* _INFORMATION SUPPLIED_:
● ● ● ● ● ● ●

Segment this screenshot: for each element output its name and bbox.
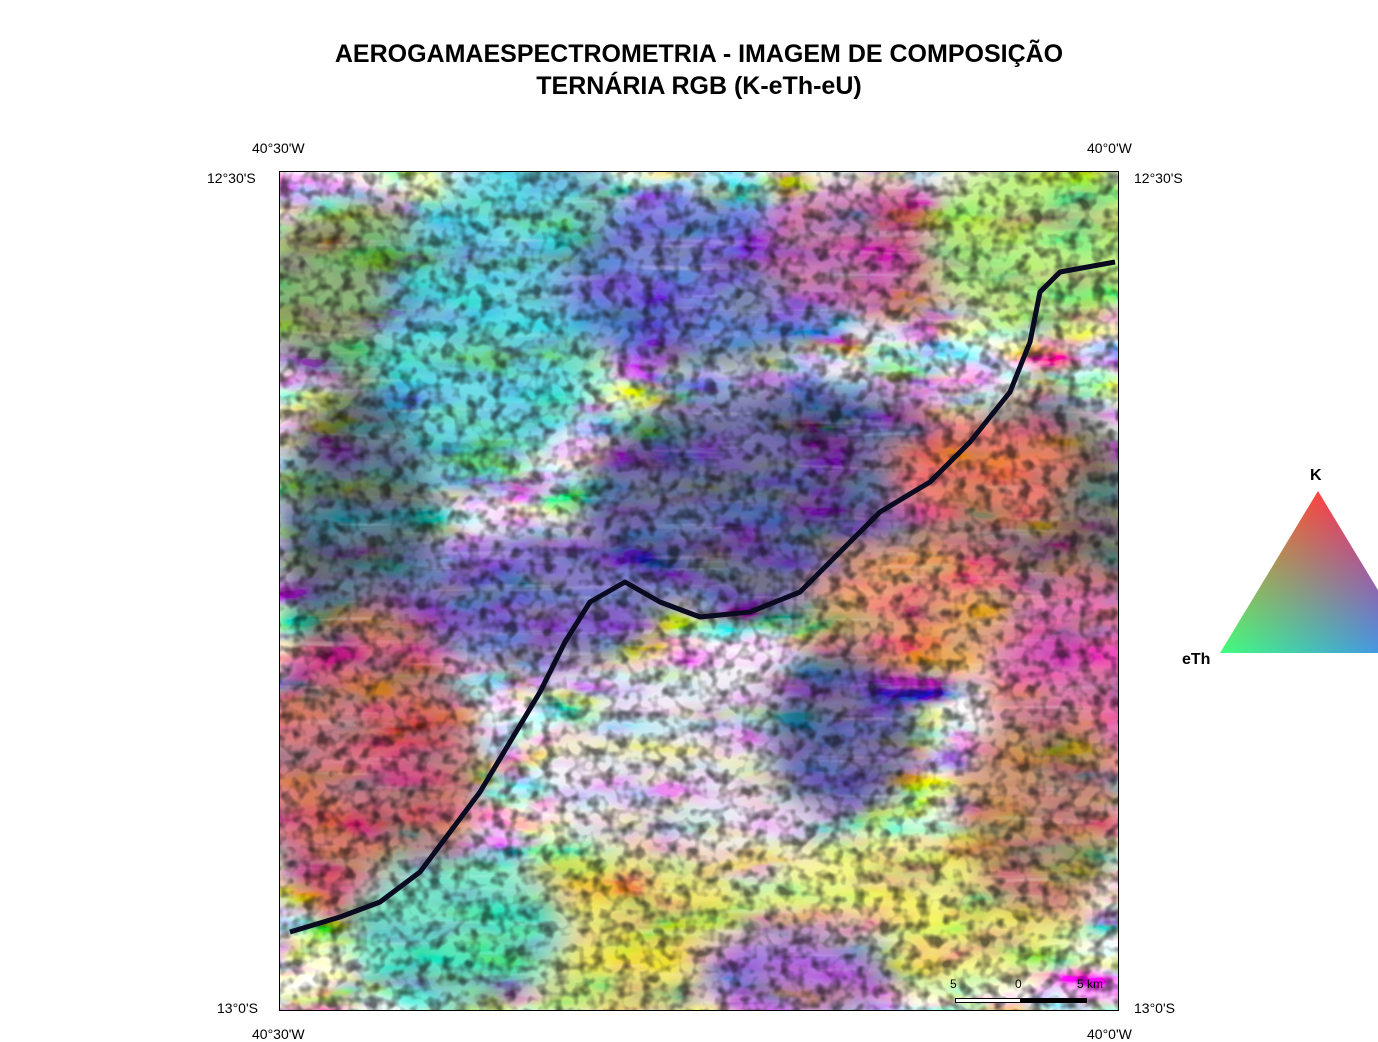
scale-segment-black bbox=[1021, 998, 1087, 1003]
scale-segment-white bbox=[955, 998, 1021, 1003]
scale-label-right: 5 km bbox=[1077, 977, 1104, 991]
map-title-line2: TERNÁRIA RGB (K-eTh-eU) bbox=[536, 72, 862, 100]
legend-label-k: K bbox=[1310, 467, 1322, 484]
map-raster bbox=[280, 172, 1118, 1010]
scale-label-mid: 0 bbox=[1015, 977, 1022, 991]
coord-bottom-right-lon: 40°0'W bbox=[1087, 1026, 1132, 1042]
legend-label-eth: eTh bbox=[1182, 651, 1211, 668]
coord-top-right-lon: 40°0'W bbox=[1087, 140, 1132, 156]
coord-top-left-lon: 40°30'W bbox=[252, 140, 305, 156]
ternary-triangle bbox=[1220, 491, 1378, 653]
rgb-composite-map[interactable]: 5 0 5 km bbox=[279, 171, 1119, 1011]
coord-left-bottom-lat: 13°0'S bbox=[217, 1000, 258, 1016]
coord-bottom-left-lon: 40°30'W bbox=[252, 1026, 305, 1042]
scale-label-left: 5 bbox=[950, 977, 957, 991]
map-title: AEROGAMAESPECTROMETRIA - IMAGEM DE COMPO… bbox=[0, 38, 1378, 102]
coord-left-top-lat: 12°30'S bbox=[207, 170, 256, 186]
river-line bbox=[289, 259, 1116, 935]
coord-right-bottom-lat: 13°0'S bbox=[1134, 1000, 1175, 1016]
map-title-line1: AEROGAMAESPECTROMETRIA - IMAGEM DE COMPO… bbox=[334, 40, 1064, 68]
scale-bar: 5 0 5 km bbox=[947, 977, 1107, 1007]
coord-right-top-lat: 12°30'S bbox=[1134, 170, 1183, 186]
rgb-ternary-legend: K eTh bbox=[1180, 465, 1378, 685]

● ● ● ● ● ● ●

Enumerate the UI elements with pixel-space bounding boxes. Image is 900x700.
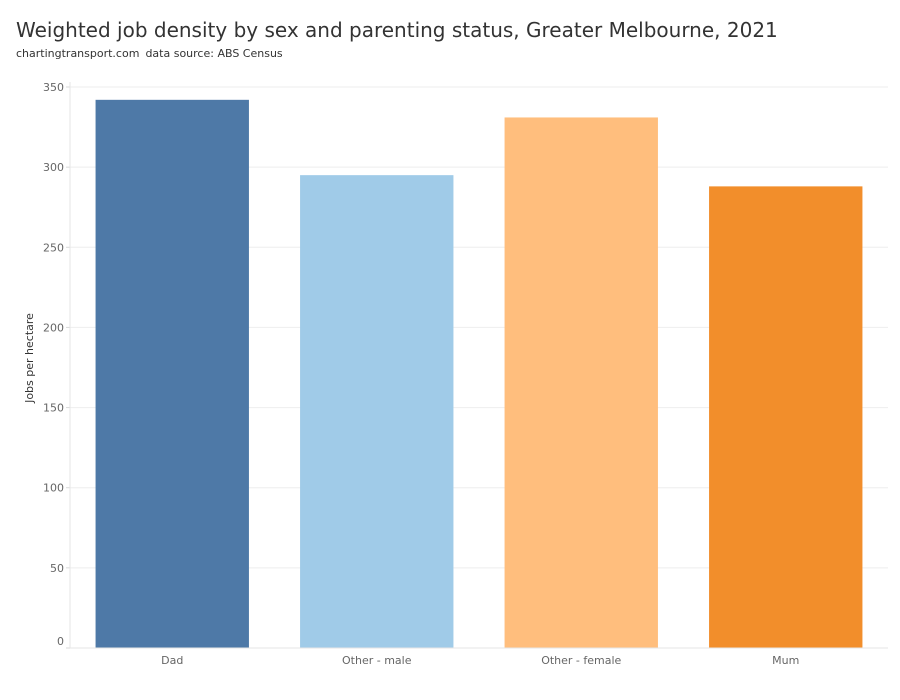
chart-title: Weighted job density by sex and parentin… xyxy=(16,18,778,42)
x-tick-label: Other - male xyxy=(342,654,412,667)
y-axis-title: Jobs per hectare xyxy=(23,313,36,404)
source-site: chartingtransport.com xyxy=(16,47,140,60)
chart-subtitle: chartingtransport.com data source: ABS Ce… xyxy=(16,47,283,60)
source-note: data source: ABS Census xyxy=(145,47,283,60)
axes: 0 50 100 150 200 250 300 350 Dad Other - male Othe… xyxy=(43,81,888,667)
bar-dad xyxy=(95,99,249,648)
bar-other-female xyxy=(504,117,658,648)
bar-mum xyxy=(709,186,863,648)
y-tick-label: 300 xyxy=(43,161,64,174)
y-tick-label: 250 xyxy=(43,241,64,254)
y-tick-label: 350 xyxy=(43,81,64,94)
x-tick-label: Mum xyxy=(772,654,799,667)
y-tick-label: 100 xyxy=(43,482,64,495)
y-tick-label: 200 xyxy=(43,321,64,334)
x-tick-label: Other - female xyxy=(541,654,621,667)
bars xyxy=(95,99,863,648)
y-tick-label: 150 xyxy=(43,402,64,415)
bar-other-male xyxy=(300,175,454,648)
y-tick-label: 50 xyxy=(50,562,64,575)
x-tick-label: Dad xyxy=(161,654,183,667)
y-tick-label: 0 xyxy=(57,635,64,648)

● ● ● ● ● ● ●

* _TASK REQUIREMENTS_: Copy the lines in the records above verbatim, covering the stretch from the line containing "scale-segment-black bbox=[1021, 998, 1087, 1003]" through the line containing "rgb-composite-map[interactable]: 5 0", both included.

* _TASK OUTPUT_:
scale-segment-black bbox=[1021, 998, 1087, 1003]
scale-segment-white bbox=[955, 998, 1021, 1003]
scale-label-right: 5 km bbox=[1077, 977, 1104, 991]
map-title-line2: TERNÁRIA RGB (K-eTh-eU) bbox=[536, 72, 862, 100]
legend-label-k: K bbox=[1310, 467, 1322, 484]
map-raster bbox=[280, 172, 1118, 1010]
scale-label-mid: 0 bbox=[1015, 977, 1022, 991]
coord-bottom-right-lon: 40°0'W bbox=[1087, 1026, 1132, 1042]
legend-label-eth: eTh bbox=[1182, 651, 1211, 668]
coord-top-right-lon: 40°0'W bbox=[1087, 140, 1132, 156]
coord-top-left-lon: 40°30'W bbox=[252, 140, 305, 156]
ternary-triangle bbox=[1220, 491, 1378, 653]
rgb-composite-map[interactable]: 5 0 5 km bbox=[279, 171, 1119, 1011]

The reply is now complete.